__SHORT PROBLEM__: Report how many lines contain the word "after", with no other text.

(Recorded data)
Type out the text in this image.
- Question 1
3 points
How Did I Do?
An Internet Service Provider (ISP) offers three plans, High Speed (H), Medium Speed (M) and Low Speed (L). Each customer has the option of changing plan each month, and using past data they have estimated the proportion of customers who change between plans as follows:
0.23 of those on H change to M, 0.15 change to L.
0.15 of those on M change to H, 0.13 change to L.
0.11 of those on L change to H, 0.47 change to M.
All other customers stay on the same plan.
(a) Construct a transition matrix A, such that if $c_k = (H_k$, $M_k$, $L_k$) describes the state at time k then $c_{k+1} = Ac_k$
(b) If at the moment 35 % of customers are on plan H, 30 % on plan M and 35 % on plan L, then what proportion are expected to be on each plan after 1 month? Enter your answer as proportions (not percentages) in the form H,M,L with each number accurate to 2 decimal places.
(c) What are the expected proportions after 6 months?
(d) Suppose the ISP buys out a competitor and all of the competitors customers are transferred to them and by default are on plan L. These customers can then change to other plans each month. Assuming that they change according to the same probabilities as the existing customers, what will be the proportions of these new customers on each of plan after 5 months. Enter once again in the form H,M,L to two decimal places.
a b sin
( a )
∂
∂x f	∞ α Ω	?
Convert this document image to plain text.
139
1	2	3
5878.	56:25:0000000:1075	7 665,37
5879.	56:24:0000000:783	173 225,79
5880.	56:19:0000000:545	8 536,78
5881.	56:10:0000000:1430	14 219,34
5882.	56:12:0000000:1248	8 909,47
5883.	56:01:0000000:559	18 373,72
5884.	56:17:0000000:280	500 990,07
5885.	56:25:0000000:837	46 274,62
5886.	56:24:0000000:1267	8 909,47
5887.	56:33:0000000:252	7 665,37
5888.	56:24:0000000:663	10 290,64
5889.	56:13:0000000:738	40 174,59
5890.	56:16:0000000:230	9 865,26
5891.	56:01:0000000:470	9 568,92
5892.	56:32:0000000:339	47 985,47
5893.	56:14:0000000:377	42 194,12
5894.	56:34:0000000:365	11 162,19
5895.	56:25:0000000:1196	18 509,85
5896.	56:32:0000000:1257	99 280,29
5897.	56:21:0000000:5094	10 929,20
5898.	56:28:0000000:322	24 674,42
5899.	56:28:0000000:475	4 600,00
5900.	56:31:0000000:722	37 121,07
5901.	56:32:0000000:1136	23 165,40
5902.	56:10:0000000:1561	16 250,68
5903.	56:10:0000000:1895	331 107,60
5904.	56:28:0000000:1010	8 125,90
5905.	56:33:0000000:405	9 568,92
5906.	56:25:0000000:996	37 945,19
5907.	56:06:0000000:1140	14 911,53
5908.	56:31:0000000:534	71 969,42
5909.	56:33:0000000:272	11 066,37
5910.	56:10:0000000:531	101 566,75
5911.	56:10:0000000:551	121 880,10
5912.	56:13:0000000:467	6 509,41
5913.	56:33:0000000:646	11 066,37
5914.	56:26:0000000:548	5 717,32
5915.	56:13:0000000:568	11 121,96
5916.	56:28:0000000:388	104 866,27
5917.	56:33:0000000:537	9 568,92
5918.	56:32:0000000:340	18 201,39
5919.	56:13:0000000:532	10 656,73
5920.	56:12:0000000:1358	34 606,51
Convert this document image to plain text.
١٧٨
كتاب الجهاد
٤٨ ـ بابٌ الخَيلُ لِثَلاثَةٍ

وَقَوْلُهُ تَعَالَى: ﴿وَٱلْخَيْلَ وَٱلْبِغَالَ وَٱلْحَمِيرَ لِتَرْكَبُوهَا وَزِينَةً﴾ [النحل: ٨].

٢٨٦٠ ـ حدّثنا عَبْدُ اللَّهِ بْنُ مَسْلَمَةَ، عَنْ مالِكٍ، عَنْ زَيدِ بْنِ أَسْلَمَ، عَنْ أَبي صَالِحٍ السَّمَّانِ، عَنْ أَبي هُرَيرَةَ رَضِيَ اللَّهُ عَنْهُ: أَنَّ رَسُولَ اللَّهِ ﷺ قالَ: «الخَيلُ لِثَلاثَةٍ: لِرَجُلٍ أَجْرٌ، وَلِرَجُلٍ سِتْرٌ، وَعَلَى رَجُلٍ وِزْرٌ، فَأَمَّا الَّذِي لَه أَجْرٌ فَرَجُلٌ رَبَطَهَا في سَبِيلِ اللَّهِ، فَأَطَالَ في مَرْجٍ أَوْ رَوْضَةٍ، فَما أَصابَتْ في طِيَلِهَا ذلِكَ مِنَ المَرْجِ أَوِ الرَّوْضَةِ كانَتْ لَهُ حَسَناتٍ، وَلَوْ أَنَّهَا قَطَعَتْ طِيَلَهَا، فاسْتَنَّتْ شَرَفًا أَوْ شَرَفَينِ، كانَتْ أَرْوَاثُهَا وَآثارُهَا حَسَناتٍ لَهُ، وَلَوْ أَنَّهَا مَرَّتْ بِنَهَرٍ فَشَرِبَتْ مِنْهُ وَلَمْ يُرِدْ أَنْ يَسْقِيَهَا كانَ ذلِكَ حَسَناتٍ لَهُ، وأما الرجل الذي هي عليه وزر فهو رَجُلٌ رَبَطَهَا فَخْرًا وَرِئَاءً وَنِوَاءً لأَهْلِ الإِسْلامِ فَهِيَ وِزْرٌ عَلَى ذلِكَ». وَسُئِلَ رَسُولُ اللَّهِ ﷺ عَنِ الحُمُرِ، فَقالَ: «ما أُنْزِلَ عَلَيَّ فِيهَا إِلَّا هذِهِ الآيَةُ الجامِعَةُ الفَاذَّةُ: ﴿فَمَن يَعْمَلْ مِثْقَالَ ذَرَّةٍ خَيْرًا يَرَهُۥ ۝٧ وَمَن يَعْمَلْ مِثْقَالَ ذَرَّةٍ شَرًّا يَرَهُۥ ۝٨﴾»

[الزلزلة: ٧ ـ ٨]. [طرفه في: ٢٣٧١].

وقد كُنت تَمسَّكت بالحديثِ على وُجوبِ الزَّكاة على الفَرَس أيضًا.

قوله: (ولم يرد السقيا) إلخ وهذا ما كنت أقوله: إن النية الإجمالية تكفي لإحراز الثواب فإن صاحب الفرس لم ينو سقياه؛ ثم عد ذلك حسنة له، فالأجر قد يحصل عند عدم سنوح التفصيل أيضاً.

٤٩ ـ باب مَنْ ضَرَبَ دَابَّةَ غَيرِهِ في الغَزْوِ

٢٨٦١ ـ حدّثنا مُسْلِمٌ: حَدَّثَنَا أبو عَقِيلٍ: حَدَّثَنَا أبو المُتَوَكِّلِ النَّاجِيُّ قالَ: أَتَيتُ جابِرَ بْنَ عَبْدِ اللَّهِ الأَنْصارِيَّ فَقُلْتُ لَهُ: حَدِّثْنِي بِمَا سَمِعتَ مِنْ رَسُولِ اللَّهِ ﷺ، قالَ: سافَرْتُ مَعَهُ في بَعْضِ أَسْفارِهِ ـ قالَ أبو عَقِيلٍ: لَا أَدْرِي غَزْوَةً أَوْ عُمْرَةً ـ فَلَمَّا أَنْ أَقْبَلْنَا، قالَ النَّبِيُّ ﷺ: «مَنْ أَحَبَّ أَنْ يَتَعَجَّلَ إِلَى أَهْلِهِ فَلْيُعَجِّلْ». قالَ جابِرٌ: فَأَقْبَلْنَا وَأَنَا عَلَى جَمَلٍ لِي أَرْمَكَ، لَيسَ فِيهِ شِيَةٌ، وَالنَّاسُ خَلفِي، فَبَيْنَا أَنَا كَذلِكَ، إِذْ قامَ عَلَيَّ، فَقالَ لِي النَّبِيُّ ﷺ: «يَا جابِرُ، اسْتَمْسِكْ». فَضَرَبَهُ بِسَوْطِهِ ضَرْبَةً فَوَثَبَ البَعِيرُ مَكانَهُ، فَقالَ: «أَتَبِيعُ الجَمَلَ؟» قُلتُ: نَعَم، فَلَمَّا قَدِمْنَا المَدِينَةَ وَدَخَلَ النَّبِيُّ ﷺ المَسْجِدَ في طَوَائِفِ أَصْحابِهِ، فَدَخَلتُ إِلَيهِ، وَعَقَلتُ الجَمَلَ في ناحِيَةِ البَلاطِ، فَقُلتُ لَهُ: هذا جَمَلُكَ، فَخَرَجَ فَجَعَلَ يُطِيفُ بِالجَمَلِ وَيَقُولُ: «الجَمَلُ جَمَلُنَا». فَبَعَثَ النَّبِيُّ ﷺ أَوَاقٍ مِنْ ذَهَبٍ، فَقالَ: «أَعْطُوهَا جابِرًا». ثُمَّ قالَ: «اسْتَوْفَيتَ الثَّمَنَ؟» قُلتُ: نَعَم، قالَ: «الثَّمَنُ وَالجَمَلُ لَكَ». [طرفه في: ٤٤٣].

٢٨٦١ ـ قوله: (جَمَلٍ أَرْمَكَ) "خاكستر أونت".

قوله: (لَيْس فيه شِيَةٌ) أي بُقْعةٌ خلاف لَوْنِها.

__EXERCISE ANSWER__: 3